**GIVEN ENTRIES**

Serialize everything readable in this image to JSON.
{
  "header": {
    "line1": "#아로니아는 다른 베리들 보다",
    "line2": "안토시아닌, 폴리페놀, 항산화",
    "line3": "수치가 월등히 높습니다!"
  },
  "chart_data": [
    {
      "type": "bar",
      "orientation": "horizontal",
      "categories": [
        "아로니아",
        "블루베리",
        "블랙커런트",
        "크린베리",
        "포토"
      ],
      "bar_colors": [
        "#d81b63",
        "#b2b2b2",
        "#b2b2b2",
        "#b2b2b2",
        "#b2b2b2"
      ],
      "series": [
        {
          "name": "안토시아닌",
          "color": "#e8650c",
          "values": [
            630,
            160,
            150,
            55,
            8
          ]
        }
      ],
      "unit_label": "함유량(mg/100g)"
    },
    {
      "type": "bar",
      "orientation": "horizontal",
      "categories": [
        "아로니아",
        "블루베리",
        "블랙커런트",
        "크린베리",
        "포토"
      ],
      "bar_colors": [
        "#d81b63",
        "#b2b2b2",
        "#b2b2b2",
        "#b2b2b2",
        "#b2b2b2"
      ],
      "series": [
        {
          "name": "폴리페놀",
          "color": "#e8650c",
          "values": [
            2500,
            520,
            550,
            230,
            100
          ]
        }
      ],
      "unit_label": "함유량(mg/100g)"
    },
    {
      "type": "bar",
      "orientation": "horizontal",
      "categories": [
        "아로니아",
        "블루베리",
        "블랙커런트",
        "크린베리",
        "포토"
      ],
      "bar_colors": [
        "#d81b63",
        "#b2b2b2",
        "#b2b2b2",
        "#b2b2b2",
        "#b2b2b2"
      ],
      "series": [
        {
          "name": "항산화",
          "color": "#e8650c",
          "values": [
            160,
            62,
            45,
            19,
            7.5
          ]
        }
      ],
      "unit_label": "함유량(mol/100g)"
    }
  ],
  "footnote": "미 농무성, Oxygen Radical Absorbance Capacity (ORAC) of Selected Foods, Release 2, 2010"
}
--
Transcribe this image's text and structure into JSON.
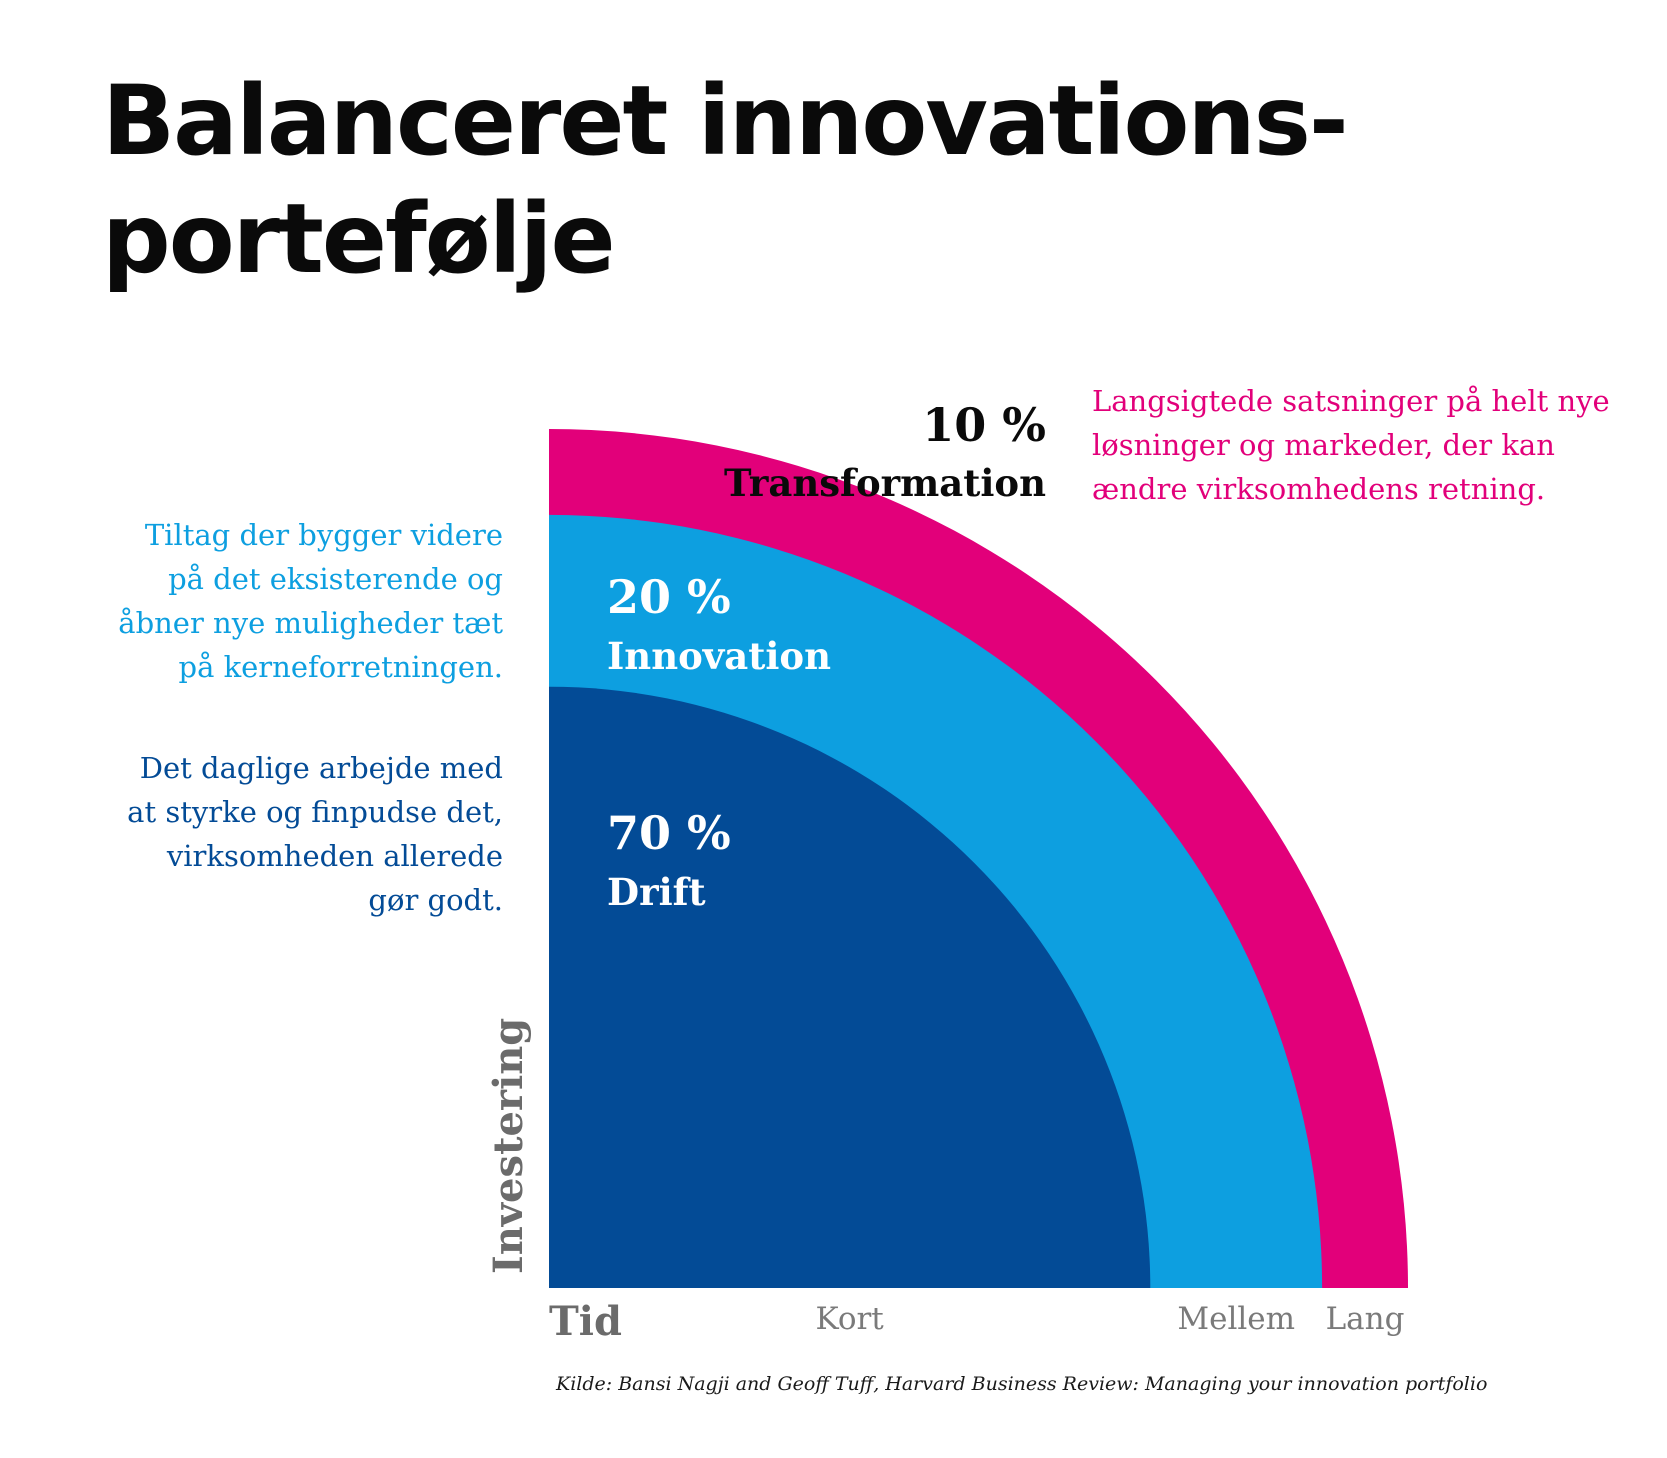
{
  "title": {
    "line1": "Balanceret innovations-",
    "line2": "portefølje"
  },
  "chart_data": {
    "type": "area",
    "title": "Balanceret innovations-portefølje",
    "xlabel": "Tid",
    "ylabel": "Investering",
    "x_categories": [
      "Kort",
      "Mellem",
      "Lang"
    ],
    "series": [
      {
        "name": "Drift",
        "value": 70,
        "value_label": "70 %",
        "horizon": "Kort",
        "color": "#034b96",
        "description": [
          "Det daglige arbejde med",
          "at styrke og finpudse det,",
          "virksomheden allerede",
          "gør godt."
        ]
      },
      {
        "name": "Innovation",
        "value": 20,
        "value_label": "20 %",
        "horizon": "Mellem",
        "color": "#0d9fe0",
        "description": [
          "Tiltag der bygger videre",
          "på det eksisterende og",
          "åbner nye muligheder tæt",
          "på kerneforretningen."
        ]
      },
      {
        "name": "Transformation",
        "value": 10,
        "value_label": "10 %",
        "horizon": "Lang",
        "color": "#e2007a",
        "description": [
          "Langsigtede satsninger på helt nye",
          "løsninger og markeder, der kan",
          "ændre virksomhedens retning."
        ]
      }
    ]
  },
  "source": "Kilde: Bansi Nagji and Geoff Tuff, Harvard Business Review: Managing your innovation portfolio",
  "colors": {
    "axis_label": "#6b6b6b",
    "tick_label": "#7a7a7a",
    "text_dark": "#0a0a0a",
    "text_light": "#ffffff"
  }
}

**WHAT YOU ARE ASKED TO DO**
Using the listing, copy every line where the word "image" shows up.

**EXERCISE SOLUTION**
Serialize everything readable in this image to JSON.
Transcribe this image's text and structure into JSON.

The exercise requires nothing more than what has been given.